Rows from a dataset
━━━━━━━━━━━━━━━━━━━━
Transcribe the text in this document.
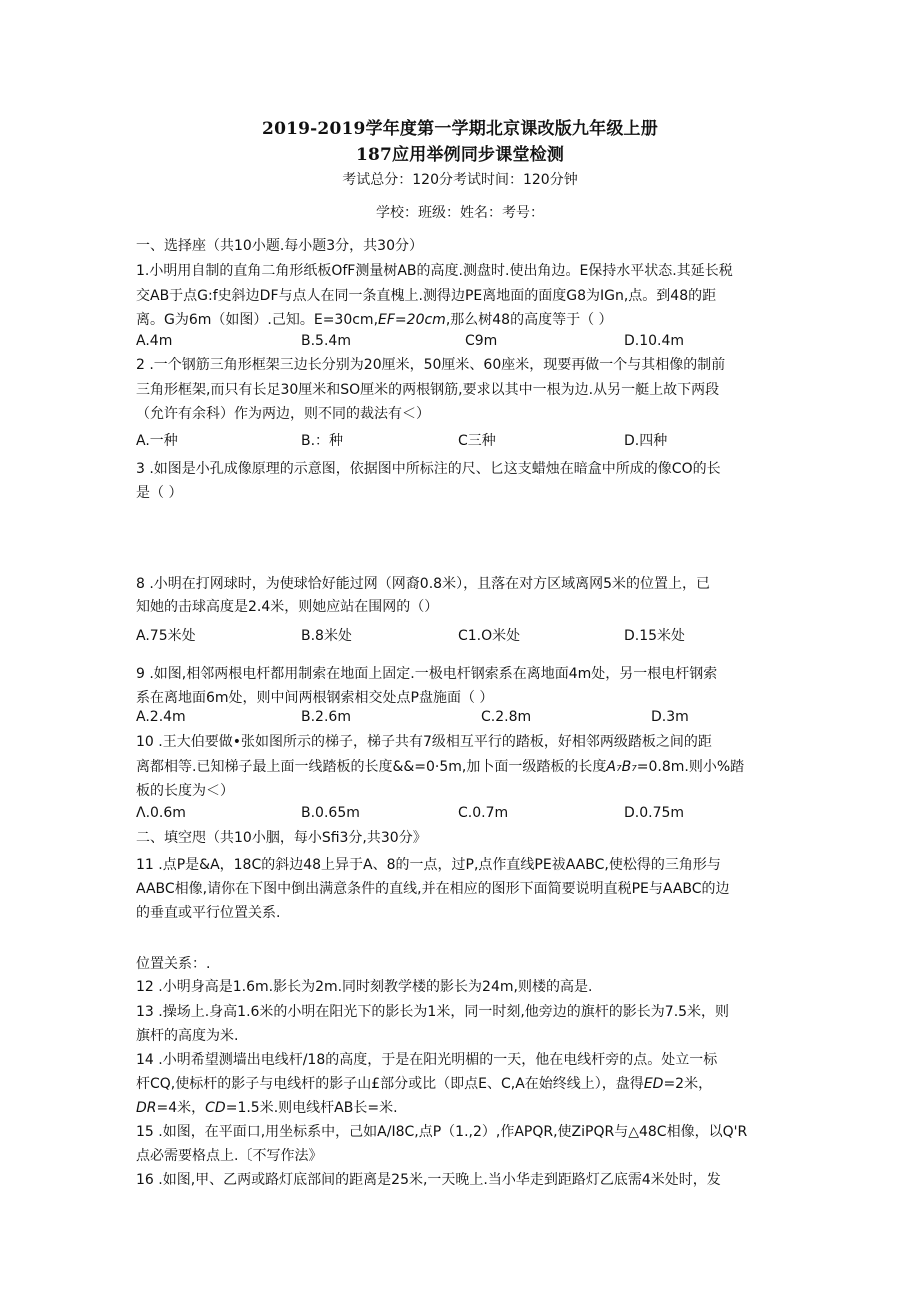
2019-2019学年度第一学期北京课改版九年级上册
187应用举例同步课堂检测
考试总分：120分考试时间：120分钟
学校：班级：姓名：考号：
一、选择座（共10小题.每小题3分，共30分）
1.小明用自制的直角二角形纸板OfF测量树AB的高度.测盘时.使出角边。E保持水平状态.其延长税
交AB于点G:f史斜边DF与点人在同一条直槐上.测得边PE离地面的面度G8为IGn,点。到48的距
离。G为6m（如图）.己知。E=30cm,EF=20cm,那么树48的高度等于（ ）
A.4m	B.5.4m	C9m	D.10.4m
2 .一个钢筋三角形框架三边长分别为20厘米，50厘米、60座米，现要再做一个与其相像的制前
三角形框架,而只有长足30厘米和SO厘米的两根钢筋,要求以其中一根为边.从另一艇上故下两段
（允许有余科）作为两边，则不同的裁法有＜）
A.一种	B.：种	C三种	D.四种
3 .如图是小孔成像原理的示意图，依据图中所标注的尺、匕这支蜡烛在暗盒中所成的像CO的长
是（ ）
8 .小明在打网球时，为使球恰好能过网（网裔0.8米），且落在对方区域离网5米的位置上，已
知她的击球高度是2.4米，则她应站在围网的（）
A.75米处	B.8米处	C1.O米处	D.15米处
9 .如图,相邻两根电杆都用制索在地面上固定.一极电杆钢索系在离地面4m处，另一根电杆钢索
系在离地面6m处，则中间两根钢索相交处点P盘施面（ ）
A.2.4m	B.2.6m	C.2.8m	D.3m
10 .王大伯要做•张如图所示的梯子，梯子共有7级相互平行的踏板，好相邻两级踏板之间的距
离都相等.已知梯子最上面一线踏板的长度&&=0·5m,加卜面一级踏板的长度A₇B₇=0.8m.则小%踏
板的长度为＜）
Λ.0.6m	B.0.65m	C.0.7m	D.0.75m
二、填空咫（共10小胭，每小Sfi3分,共30分》
11 .点P是&A，18C的斜边48上异于A、8的一点，过P,点作直线PE祓AABC,使松得的三角形与
AABC相像,请你在下图中倒出满意条件的直线,并在相应的图形下面简要说明直税PE与AABC的边
的垂直或平行位置关系.
位置关系：.
12 .小明身高是1.6m.影长为2m.同时刻教学楼的影长为24m,则楼的高是.
13 .操场上.身高1.6米的小明在阳光下的影长为1米，同一时刻,他旁边的旗杆的影长为7.5米，则
旗杆的高度为米.
14 .小明希望测墙出电线杆/18的高度，于是在阳光明楣的一天，他在电线杆旁的点。处立一标
杆CQ,使标杆的影子与电线杆的影子山£部分或比（即点E、C,A在始终线上），盘得ED=2米，
DR=4米，CD=1.5米.则电线杆AB长=米.
15 .如图，在平面口,用坐标系中，己如A/I8C,点P（1.,2）,作APQR,使ZiPQR与△48C相像，以Q'R
点必需要格点上.〔不写作法》
16 .如图,甲、乙两或路灯底部间的距离是25米,一天晚上.当小华走到距路灯乙底需4米处时，发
━━━━━━━━━━━━━━━━━━━━
What is expected: Repeat all of the data above word for word, minus the pictures.

Right answer:
Transcribe the text in this document.
2019-2019学年度第一学期北京课改版九年级上册
187应用举例同步课堂检测
考试总分：120分考试时间：120分钟
学校：班级：姓名：考号：
一、选择座（共10小题.每小题3分，共30分）
1.小明用自制的直角二角形纸板OfF测量树AB的高度.测盘时.使出角边。E保持水平状态.其延长税
交AB于点G:f史斜边DF与点人在同一条直槐上.测得边PE离地面的面度G8为IGn,点。到48的距
离。G为6m（如图）.己知。E=30cm,EF=20cm,那么树48的高度等于（ ）
A.4m	B.5.4m	C9m	D.10.4m
2 .一个钢筋三角形框架三边长分别为20厘米，50厘米、60座米，现要再做一个与其相像的制前
三角形框架,而只有长足30厘米和SO厘米的两根钢筋,要求以其中一根为边.从另一艇上故下两段
（允许有余科）作为两边，则不同的裁法有＜）
A.一种	B.：种	C三种	D.四种
3 .如图是小孔成像原理的示意图，依据图中所标注的尺、匕这支蜡烛在暗盒中所成的像CO的长
是（ ）
8 .小明在打网球时，为使球恰好能过网（网裔0.8米），且落在对方区域离网5米的位置上，已
知她的击球高度是2.4米，则她应站在围网的（）
A.75米处	B.8米处	C1.O米处	D.15米处
9 .如图,相邻两根电杆都用制索在地面上固定.一极电杆钢索系在离地面4m处，另一根电杆钢索
系在离地面6m处，则中间两根钢索相交处点P盘施面（ ）
A.2.4m	B.2.6m	C.2.8m	D.3m
10 .王大伯要做•张如图所示的梯子，梯子共有7级相互平行的踏板，好相邻两级踏板之间的距
离都相等.已知梯子最上面一线踏板的长度&&=0·5m,加卜面一级踏板的长度A₇B₇=0.8m.则小%踏
板的长度为＜）
Λ.0.6m	B.0.65m	C.0.7m	D.0.75m
二、填空咫（共10小胭，每小Sfi3分,共30分》
11 .点P是&A，18C的斜边48上异于A、8的一点，过P,点作直线PE祓AABC,使松得的三角形与
AABC相像,请你在下图中倒出满意条件的直线,并在相应的图形下面简要说明直税PE与AABC的边
的垂直或平行位置关系.
位置关系：.
12 .小明身高是1.6m.影长为2m.同时刻教学楼的影长为24m,则楼的高是.
13 .操场上.身高1.6米的小明在阳光下的影长为1米，同一时刻,他旁边的旗杆的影长为7.5米，则
旗杆的高度为米.
14 .小明希望测墙出电线杆/18的高度，于是在阳光明楣的一天，他在电线杆旁的点。处立一标
杆CQ,使标杆的影子与电线杆的影子山£部分或比（即点E、C,A在始终线上），盘得ED=2米，
DR=4米，CD=1.5米.则电线杆AB长=米.
15 .如图，在平面口,用坐标系中，己如A/I8C,点P（1.,2）,作APQR,使ZiPQR与△48C相像，以Q'R
点必需要格点上.〔不写作法》
16 .如图,甲、乙两或路灯底部间的距离是25米,一天晚上.当小华走到距路灯乙底需4米处时，发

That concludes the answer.